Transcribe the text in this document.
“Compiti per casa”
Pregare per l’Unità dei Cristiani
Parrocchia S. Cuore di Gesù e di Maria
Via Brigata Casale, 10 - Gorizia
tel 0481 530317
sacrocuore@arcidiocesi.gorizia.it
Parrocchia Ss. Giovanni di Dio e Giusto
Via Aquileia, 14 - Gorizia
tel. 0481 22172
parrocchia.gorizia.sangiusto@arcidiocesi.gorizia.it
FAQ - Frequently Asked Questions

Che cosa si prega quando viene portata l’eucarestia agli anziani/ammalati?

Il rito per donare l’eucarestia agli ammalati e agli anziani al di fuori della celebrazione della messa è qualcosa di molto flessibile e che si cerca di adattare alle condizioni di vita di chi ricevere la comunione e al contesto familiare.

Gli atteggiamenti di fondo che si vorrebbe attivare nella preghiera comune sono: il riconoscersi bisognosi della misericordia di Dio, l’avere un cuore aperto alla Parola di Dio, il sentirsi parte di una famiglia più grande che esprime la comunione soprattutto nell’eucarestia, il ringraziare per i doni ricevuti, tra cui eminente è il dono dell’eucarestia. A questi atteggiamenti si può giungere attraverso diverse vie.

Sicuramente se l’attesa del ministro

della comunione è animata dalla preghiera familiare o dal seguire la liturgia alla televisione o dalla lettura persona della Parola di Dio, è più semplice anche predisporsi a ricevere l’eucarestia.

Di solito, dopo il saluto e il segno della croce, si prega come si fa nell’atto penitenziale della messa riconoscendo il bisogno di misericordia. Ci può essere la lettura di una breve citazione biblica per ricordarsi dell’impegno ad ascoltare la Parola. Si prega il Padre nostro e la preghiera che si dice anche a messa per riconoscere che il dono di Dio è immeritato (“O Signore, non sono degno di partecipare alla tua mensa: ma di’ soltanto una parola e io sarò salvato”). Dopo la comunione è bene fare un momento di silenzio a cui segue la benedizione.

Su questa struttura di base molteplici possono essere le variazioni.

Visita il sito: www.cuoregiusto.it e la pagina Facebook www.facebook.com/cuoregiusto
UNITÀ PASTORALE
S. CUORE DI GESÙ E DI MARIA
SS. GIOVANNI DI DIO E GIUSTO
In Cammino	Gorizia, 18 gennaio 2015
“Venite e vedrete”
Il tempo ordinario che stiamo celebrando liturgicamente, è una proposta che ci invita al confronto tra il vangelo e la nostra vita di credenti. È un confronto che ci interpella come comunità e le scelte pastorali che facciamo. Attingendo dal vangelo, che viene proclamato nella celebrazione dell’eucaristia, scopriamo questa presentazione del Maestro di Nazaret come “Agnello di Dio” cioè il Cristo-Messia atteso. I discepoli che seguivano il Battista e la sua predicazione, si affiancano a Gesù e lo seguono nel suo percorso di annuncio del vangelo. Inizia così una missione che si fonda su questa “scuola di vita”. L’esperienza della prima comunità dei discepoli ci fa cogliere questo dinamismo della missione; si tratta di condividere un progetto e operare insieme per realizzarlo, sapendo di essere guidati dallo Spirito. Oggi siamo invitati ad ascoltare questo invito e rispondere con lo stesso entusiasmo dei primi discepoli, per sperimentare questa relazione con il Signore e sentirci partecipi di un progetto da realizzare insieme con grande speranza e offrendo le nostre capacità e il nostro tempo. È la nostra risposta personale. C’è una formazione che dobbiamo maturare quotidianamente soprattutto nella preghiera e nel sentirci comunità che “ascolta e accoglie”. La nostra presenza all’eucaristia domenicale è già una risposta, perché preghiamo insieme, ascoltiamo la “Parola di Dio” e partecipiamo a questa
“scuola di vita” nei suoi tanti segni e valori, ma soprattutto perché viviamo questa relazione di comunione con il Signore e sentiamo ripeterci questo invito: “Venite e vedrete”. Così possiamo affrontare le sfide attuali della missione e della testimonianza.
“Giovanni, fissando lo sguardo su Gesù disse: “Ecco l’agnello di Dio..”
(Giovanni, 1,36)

### [GIVEN TASK]
Check each line above for "familiare" and return the ones that have it.

### [ANSWER TO THE EXERCISE]
Il rito per donare l’eucarestia agli ammalati e agli anziani al di fuori della celebrazione della messa è qualcosa di molto flessibile e che si cerca di adattare alle condizioni di vita di chi ricevere la comunione e al contesto familiare.
della comunione è animata dalla preghiera familiare o dal seguire la liturgia alla televisione o dalla lettura persona della Parola di Dio, è più semplice anche predisporsi a ricevere l’eucarestia.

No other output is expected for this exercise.